** Goal **
Each entry below is to be written out exactly, and the pictures are to be left out.

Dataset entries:
------------------------------------
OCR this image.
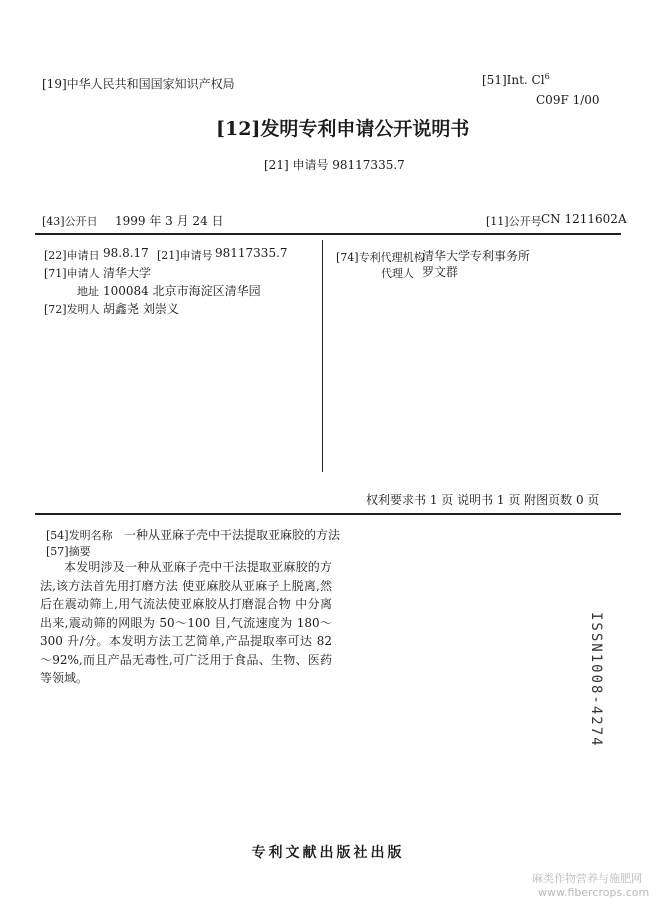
[19]中华人民共和国国家知识产权局	[51]Int. Cl$^6$
C09F 1/00
[12]发明专利申请公开说明书
[21] 申请号 98117335.7
[43]公开日 1999 年 3 月 24 日	[11]公开号 CN 1211602A
[22]申请日 98.8.17 [21]申请号 98117335.7
[71]申请人 清华大学
地址 100084 北京市海淀区清华园
[72]发明人 胡鑫尧 刘崇义
[74]专利代理机构
清华大学专利事务所
代理人 罗文群
权利要求书 1 页 说明书 1 页 附图页数 0 页
[54]发明名称 一种从亚麻子壳中干法提取亚麻胶的方法
[57]摘要
本发明涉及一种从亚麻子壳中干法提取亚麻胶的方法,该方法首先用打磨方法 使亚麻胶从亚麻子上脱离,然后在震动筛上,用气流法使亚麻胶从打磨混合物 中分离出来,震动筛的网眼为 50～100 目,气流速度为 180～300 升/分。本发明方法工艺简单,产品提取率可达 82～92%,而且产品无毒性,可广泛用于食品、生物、医药等领域。	ISSN1008-4274
专利文献出版社出版
麻类作物营养与施肥网
www.fibercrops.com
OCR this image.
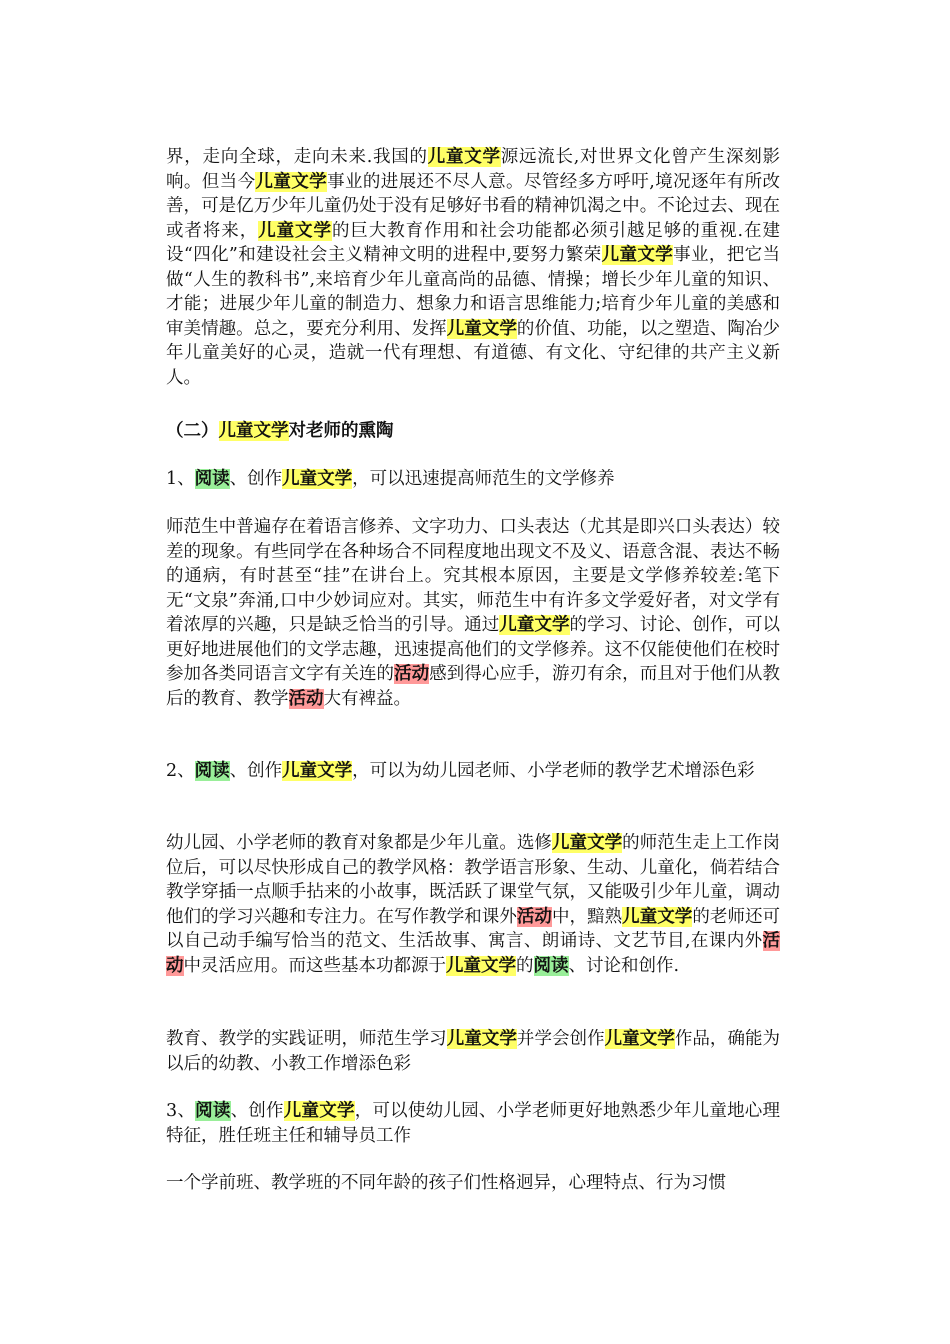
界，走向全球，走向未来.我国的儿童文学源远流长,对世界文化曾产生深刻影响。但当今儿童文学事业的进展还不尽人意。尽管经多方呼吁,境况逐年有所改善，可是亿万少年儿童仍处于没有足够好书看的精神饥渴之中。不论过去、现在或者将来，儿童文学的巨大教育作用和社会功能都必须引越足够的重视.在建设“四化”和建设社会主义精神文明的进程中,要努力繁荣儿童文学事业，把它当做“人生的教科书”,来培育少年儿童高尚的品德、情操；增长少年儿童的知识、才能；进展少年儿童的制造力、想象力和语言思维能力;培育少年儿童的美感和审美情趣。总之，要充分利用、发挥儿童文学的价值、功能，以之塑造、陶冶少年儿童美好的心灵，造就一代有理想、有道德、有文化、守纪律的共产主义新人。

（二）儿童文学对老师的熏陶

1、阅读、创作儿童文学，可以迅速提高师范生的文学修养

师范生中普遍存在着语言修养、文字功力、口头表达（尤其是即兴口头表达）较差的现象。有些同学在各种场合不同程度地出现文不及义、语意含混、表达不畅的通病，有时甚至“挂”在讲台上。究其根本原因，主要是文学修养较差:笔下无“文泉”奔涌,口中少妙词应对。其实，师范生中有许多文学爱好者，对文学有着浓厚的兴趣，只是缺乏恰当的引导。通过儿童文学的学习、讨论、创作，可以更好地进展他们的文学志趣，迅速提高他们的文学修养。这不仅能使他们在校时参加各类同语言文字有关连的活动感到得心应手，游刃有余，而且对于他们从教后的教育、教学活动大有裨益。

2、阅读、创作儿童文学，可以为幼儿园老师、小学老师的教学艺术增添色彩

幼儿园、小学老师的教育对象都是少年儿童。选修儿童文学的师范生走上工作岗位后，可以尽快形成自己的教学风格：教学语言形象、生动、儿童化，倘若结合教学穿插一点顺手拈来的小故事，既活跃了课堂气氛，又能吸引少年儿童，调动他们的学习兴趣和专注力。在写作教学和课外活动中，黯熟儿童文学的老师还可以自己动手编写恰当的范文、生活故事、寓言、朗诵诗、文艺节目,在课内外活动中灵活应用。而这些基本功都源于儿童文学的阅读、讨论和创作.

教育、教学的实践证明，师范生学习儿童文学并学会创作儿童文学作品，确能为以后的幼教、小教工作增添色彩

3、阅读、创作儿童文学，可以使幼儿园、小学老师更好地熟悉少年儿童地心理特征，胜任班主任和辅导员工作

一个学前班、教学班的不同年龄的孩子们性格迥异，心理特点、行为习惯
------------------------------------
** Answer to the problem **
OCR this image.
[19]中华人民共和国国家知识产权局	[51]Int. Cl$^6$
C09F 1/00
[12]发明专利申请公开说明书
[21] 申请号 98117335.7
[43]公开日 1999 年 3 月 24 日	[11]公开号 CN 1211602A
[22]申请日 98.8.17 [21]申请号 98117335.7
[71]申请人 清华大学
地址 100084 北京市海淀区清华园
[72]发明人 胡鑫尧 刘崇义
[74]专利代理机构
清华大学专利事务所
代理人 罗文群
权利要求书 1 页 说明书 1 页 附图页数 0 页
[54]发明名称 一种从亚麻子壳中干法提取亚麻胶的方法
[57]摘要
本发明涉及一种从亚麻子壳中干法提取亚麻胶的方法,该方法首先用打磨方法 使亚麻胶从亚麻子上脱离,然后在震动筛上,用气流法使亚麻胶从打磨混合物 中分离出来,震动筛的网眼为 50～100 目,气流速度为 180～300 升/分。本发明方法工艺简单,产品提取率可达 82～92%,而且产品无毒性,可广泛用于食品、生物、医药等领域。	ISSN1008-4274
专利文献出版社出版
麻类作物营养与施肥网
www.fibercrops.com
OCR this image.
界，走向全球，走向未来.我国的儿童文学源远流长,对世界文化曾产生深刻影响。但当今儿童文学事业的进展还不尽人意。尽管经多方呼吁,境况逐年有所改善，可是亿万少年儿童仍处于没有足够好书看的精神饥渴之中。不论过去、现在或者将来，儿童文学的巨大教育作用和社会功能都必须引越足够的重视.在建设“四化”和建设社会主义精神文明的进程中,要努力繁荣儿童文学事业，把它当做“人生的教科书”,来培育少年儿童高尚的品德、情操；增长少年儿童的知识、才能；进展少年儿童的制造力、想象力和语言思维能力;培育少年儿童的美感和审美情趣。总之，要充分利用、发挥儿童文学的价值、功能，以之塑造、陶冶少年儿童美好的心灵，造就一代有理想、有道德、有文化、守纪律的共产主义新人。

（二）儿童文学对老师的熏陶

1、阅读、创作儿童文学，可以迅速提高师范生的文学修养

师范生中普遍存在着语言修养、文字功力、口头表达（尤其是即兴口头表达）较差的现象。有些同学在各种场合不同程度地出现文不及义、语意含混、表达不畅的通病，有时甚至“挂”在讲台上。究其根本原因，主要是文学修养较差:笔下无“文泉”奔涌,口中少妙词应对。其实，师范生中有许多文学爱好者，对文学有着浓厚的兴趣，只是缺乏恰当的引导。通过儿童文学的学习、讨论、创作，可以更好地进展他们的文学志趣，迅速提高他们的文学修养。这不仅能使他们在校时参加各类同语言文字有关连的活动感到得心应手，游刃有余，而且对于他们从教后的教育、教学活动大有裨益。

2、阅读、创作儿童文学，可以为幼儿园老师、小学老师的教学艺术增添色彩

幼儿园、小学老师的教育对象都是少年儿童。选修儿童文学的师范生走上工作岗位后，可以尽快形成自己的教学风格：教学语言形象、生动、儿童化，倘若结合教学穿插一点顺手拈来的小故事，既活跃了课堂气氛，又能吸引少年儿童，调动他们的学习兴趣和专注力。在写作教学和课外活动中，黯熟儿童文学的老师还可以自己动手编写恰当的范文、生活故事、寓言、朗诵诗、文艺节目,在课内外活动中灵活应用。而这些基本功都源于儿童文学的阅读、讨论和创作.

教育、教学的实践证明，师范生学习儿童文学并学会创作儿童文学作品，确能为以后的幼教、小教工作增添色彩

3、阅读、创作儿童文学，可以使幼儿园、小学老师更好地熟悉少年儿童地心理特征，胜任班主任和辅导员工作

一个学前班、教学班的不同年龄的孩子们性格迥异，心理特点、行为习惯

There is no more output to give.